**Task details**
Report how many lines contain the word "السينما"; answer with the number only.

**Input material**
>>>>

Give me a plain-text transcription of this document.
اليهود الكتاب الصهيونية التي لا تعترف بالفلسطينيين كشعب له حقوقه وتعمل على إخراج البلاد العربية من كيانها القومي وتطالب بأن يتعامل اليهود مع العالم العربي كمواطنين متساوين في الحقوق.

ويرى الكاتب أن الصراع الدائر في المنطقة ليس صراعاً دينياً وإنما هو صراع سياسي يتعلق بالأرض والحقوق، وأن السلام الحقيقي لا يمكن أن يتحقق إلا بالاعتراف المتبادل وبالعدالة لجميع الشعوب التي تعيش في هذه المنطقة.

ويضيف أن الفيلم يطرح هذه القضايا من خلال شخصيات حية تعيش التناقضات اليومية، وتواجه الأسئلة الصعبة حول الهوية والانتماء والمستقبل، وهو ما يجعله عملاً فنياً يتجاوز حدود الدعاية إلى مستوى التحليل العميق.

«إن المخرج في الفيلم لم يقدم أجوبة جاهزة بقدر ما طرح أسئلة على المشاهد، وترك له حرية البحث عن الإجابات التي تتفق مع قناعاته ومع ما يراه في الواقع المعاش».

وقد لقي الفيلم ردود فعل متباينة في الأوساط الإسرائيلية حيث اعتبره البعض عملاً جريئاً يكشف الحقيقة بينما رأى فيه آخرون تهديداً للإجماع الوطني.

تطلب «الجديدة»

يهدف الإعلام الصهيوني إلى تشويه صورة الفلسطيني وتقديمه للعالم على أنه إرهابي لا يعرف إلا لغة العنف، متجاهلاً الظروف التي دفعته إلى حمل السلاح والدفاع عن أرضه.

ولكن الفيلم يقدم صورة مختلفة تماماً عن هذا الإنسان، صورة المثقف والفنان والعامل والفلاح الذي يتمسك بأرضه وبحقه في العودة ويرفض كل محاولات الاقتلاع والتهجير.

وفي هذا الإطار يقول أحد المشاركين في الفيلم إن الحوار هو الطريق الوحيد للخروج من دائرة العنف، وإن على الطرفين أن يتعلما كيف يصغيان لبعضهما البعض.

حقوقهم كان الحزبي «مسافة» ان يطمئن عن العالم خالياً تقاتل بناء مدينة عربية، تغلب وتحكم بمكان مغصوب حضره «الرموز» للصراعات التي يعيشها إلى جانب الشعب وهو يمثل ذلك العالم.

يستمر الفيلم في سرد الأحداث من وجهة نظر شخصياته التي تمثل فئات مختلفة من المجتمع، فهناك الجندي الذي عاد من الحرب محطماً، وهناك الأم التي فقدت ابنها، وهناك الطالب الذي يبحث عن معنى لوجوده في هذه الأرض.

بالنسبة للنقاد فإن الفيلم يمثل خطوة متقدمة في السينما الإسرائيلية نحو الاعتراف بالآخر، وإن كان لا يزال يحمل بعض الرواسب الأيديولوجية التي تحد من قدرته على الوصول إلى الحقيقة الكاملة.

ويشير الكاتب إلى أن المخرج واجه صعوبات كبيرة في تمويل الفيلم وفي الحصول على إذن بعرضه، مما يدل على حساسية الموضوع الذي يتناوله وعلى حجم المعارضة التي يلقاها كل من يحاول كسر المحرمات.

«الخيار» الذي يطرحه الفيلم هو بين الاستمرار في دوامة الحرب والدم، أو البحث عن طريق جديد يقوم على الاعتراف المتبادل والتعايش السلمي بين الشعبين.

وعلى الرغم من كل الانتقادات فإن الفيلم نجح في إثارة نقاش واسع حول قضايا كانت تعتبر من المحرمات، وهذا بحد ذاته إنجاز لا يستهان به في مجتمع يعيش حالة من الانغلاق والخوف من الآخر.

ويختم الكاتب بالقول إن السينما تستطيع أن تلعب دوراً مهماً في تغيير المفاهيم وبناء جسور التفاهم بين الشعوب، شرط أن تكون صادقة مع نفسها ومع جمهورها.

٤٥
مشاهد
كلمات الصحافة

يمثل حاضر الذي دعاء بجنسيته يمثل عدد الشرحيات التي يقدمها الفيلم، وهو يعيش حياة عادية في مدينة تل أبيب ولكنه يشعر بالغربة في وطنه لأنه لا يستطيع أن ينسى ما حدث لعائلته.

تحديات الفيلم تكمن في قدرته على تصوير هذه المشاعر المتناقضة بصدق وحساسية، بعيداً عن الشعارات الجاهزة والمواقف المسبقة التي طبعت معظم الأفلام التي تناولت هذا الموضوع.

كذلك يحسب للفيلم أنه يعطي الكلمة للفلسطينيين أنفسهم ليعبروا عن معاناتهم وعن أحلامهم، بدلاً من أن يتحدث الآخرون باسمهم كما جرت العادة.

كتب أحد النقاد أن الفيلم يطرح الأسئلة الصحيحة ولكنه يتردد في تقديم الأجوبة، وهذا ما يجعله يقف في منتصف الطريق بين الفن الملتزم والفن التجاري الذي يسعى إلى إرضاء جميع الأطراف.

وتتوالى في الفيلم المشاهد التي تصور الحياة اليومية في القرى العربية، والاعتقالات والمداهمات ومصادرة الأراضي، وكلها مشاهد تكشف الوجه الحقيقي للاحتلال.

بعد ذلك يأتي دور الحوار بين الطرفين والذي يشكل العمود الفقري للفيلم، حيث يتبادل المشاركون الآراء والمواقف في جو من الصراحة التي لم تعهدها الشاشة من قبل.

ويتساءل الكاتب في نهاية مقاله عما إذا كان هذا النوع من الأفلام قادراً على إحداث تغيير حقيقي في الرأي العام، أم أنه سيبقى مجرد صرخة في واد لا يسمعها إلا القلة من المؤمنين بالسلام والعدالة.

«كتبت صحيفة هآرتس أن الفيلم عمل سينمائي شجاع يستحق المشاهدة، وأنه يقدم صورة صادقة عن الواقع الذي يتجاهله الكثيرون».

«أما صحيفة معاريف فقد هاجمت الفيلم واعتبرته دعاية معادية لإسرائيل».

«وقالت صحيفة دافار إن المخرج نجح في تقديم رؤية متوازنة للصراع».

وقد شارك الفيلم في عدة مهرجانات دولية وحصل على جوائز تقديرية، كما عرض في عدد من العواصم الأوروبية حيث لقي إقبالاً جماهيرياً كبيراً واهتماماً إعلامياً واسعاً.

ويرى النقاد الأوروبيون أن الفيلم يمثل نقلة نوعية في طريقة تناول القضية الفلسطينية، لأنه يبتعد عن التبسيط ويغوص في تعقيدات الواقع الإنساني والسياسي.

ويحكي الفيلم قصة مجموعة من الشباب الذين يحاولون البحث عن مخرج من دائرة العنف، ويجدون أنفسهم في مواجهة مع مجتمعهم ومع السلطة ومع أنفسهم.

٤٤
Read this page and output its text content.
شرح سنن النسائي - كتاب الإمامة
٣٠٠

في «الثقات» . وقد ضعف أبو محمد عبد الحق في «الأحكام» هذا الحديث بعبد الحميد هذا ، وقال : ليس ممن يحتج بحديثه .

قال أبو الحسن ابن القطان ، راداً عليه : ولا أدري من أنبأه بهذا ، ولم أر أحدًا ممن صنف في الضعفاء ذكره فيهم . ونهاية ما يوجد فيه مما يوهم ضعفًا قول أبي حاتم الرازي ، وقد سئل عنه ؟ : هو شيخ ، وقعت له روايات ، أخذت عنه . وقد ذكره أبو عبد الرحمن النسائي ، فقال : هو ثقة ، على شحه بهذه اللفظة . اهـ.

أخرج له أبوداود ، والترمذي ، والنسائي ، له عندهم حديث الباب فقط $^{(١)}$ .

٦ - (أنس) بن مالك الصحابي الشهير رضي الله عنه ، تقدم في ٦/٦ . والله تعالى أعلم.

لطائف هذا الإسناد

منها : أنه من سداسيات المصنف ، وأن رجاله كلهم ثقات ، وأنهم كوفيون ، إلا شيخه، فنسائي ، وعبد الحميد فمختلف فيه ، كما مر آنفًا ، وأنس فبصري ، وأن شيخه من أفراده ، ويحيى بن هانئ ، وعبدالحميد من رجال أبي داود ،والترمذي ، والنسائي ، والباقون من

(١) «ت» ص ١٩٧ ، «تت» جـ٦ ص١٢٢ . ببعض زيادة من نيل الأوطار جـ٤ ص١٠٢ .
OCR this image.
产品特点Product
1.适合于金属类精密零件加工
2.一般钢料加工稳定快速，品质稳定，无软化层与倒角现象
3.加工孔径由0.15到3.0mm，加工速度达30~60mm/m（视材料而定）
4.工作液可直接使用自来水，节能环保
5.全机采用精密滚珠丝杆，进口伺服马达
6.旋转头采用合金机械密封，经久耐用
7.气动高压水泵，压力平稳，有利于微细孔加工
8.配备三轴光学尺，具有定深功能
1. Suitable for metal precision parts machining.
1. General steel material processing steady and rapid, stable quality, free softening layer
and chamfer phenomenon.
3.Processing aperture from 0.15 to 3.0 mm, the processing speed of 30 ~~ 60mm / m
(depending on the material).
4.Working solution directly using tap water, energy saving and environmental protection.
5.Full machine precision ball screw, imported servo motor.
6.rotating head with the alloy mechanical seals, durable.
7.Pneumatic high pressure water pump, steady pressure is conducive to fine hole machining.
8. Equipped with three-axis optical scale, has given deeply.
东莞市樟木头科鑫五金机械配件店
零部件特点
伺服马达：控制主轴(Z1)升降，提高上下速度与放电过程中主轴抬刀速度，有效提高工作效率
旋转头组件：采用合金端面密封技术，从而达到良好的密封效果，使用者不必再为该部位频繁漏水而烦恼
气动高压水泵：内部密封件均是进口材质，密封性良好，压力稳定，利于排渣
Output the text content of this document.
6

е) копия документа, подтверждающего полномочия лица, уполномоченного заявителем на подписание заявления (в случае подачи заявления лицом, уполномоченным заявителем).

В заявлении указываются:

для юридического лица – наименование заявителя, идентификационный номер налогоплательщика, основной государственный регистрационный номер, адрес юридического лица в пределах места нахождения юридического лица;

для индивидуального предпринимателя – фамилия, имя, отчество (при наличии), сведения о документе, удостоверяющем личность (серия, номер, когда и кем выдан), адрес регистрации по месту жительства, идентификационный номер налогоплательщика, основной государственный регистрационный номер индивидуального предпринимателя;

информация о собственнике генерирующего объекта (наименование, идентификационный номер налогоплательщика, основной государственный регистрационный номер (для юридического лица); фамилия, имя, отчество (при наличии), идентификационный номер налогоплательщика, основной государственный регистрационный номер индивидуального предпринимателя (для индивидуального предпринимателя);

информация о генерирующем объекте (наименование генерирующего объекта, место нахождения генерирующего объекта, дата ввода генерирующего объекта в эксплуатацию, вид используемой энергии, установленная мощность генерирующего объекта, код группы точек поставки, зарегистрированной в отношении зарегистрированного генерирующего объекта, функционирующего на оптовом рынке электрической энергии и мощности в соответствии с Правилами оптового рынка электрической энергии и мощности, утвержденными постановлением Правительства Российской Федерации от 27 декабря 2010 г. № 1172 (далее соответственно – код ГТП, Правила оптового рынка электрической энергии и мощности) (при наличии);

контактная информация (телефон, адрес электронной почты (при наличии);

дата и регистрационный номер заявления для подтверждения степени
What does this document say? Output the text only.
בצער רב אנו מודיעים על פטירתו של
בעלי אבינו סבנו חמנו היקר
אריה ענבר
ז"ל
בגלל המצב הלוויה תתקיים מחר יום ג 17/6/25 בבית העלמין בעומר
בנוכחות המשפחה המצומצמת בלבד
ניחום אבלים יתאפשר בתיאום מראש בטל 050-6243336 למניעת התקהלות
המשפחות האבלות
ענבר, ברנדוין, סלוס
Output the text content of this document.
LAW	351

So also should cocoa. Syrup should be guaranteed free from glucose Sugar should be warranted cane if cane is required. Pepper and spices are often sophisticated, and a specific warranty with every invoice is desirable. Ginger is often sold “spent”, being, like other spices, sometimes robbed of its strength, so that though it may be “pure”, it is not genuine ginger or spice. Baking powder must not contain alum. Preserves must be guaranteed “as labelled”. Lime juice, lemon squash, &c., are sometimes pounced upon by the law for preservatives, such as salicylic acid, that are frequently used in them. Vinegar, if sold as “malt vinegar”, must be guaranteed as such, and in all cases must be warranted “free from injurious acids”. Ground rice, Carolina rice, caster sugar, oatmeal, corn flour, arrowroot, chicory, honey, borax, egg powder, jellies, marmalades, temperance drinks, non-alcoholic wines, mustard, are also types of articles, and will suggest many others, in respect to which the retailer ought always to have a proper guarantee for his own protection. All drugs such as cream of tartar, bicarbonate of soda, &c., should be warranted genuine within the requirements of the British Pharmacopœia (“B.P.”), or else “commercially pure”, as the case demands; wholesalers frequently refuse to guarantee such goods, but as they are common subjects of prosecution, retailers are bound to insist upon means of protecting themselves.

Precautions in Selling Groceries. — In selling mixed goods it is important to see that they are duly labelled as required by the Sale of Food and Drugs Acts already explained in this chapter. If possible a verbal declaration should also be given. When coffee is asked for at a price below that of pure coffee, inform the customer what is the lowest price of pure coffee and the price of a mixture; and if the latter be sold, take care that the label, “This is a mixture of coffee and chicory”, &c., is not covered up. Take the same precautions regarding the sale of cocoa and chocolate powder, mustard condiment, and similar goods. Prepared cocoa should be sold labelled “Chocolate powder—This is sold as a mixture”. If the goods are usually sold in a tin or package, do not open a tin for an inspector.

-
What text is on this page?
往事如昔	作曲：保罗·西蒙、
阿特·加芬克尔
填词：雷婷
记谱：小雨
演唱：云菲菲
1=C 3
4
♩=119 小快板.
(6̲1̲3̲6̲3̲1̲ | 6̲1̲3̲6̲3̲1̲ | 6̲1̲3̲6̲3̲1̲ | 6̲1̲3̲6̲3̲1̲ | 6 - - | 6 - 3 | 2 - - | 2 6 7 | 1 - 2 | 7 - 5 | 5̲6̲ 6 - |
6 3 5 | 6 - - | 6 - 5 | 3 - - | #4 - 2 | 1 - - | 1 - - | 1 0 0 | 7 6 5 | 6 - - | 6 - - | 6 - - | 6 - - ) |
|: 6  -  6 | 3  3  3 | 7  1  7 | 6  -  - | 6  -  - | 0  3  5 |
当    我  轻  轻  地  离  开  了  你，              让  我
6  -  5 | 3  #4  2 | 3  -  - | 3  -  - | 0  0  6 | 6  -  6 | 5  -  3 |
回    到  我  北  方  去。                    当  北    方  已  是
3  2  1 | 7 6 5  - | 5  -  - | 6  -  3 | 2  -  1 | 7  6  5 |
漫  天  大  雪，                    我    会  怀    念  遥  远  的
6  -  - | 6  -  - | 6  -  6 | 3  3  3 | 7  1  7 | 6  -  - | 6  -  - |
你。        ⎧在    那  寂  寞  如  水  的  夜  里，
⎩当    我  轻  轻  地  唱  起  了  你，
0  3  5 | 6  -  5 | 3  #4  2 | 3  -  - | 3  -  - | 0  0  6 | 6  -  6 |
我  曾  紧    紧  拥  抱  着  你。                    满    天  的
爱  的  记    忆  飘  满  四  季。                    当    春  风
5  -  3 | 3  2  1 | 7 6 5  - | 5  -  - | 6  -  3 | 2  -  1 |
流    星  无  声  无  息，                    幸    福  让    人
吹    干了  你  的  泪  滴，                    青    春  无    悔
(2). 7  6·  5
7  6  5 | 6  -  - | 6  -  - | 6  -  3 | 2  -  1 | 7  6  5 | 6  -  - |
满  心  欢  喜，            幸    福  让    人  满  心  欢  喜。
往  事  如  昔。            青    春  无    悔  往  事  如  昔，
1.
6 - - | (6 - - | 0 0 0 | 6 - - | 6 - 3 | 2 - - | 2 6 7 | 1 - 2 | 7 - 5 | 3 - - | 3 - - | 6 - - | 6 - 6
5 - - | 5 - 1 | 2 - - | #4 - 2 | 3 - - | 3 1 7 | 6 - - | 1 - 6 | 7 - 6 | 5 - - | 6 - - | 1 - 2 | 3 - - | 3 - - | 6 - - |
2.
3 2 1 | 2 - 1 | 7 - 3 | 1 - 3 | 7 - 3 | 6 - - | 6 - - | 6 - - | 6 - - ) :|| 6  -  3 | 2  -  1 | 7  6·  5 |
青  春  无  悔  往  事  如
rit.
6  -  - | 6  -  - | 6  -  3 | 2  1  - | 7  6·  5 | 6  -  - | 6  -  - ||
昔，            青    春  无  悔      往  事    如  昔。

<<<<

**Solved problem**
2